-------- Dataset --------

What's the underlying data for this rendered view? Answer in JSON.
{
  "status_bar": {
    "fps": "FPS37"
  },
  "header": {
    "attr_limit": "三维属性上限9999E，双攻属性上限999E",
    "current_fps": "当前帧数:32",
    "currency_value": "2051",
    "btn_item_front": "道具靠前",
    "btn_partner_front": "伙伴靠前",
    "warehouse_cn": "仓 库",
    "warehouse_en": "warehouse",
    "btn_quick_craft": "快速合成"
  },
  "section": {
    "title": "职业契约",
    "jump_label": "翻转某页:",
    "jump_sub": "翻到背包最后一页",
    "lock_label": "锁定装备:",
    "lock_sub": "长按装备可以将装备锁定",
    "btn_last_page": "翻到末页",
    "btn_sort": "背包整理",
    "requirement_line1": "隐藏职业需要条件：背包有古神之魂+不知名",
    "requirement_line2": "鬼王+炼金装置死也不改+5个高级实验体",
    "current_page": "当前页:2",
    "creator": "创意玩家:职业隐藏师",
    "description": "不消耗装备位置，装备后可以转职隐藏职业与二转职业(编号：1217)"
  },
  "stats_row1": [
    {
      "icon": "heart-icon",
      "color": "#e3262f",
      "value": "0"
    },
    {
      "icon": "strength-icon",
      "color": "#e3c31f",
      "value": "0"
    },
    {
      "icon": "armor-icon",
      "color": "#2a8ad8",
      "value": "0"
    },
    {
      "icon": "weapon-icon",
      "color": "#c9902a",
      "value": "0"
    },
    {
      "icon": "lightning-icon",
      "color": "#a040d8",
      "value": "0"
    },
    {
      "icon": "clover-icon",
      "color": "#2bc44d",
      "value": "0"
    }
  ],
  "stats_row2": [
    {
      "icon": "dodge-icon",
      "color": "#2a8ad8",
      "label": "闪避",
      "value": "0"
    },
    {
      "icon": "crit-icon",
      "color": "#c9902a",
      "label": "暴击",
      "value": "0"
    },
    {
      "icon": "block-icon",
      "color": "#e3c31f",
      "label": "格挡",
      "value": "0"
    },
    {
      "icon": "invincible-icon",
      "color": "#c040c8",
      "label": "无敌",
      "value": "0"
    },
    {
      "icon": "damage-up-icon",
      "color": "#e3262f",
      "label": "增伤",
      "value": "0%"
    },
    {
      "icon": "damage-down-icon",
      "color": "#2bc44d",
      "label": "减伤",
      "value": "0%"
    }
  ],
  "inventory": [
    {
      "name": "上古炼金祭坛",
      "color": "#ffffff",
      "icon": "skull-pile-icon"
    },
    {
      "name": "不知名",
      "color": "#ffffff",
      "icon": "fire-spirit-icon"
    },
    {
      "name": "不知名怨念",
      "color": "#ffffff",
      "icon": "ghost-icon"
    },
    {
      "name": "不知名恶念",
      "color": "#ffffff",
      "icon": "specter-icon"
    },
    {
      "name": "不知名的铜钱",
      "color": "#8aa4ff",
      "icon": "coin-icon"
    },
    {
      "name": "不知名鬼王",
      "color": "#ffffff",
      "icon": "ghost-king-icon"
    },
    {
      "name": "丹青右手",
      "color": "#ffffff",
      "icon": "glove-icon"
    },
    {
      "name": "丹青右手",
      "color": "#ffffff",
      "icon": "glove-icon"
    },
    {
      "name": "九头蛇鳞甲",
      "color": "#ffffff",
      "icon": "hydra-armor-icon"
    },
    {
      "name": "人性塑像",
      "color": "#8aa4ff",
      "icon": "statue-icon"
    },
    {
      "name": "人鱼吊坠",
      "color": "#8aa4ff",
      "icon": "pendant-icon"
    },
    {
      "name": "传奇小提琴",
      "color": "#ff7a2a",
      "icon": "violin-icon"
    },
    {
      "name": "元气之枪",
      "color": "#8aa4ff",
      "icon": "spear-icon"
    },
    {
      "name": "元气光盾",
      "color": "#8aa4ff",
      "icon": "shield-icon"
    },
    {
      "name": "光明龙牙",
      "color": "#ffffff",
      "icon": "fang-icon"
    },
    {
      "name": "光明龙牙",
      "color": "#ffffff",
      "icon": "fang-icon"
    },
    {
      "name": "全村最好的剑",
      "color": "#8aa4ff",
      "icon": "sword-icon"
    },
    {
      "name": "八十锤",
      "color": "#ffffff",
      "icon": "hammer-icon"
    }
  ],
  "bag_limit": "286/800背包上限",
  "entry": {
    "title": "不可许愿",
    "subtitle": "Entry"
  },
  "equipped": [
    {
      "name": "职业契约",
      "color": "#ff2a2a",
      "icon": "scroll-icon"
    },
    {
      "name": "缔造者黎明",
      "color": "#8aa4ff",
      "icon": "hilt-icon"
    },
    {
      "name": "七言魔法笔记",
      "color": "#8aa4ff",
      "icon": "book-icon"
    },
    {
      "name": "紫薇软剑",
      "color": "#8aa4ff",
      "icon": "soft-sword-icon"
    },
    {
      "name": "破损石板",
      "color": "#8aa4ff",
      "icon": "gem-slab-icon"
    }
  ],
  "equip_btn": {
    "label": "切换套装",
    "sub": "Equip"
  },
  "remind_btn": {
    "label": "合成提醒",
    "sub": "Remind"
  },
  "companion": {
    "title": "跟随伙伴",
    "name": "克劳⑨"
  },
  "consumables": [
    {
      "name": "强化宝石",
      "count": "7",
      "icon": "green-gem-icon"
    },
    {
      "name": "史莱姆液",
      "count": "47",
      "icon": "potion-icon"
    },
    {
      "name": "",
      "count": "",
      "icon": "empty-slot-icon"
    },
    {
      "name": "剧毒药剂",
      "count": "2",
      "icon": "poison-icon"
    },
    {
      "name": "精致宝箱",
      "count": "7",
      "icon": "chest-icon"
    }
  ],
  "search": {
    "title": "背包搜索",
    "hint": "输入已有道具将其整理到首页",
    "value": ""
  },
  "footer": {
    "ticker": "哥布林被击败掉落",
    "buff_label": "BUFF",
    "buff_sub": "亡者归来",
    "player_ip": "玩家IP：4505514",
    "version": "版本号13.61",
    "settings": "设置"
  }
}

--------

▸ **To do**
Identify and extract each line of the listing that contains "armor".

▸ **Full answer**
      "icon": "armor-icon",
      "icon": "hydra-armor-icon"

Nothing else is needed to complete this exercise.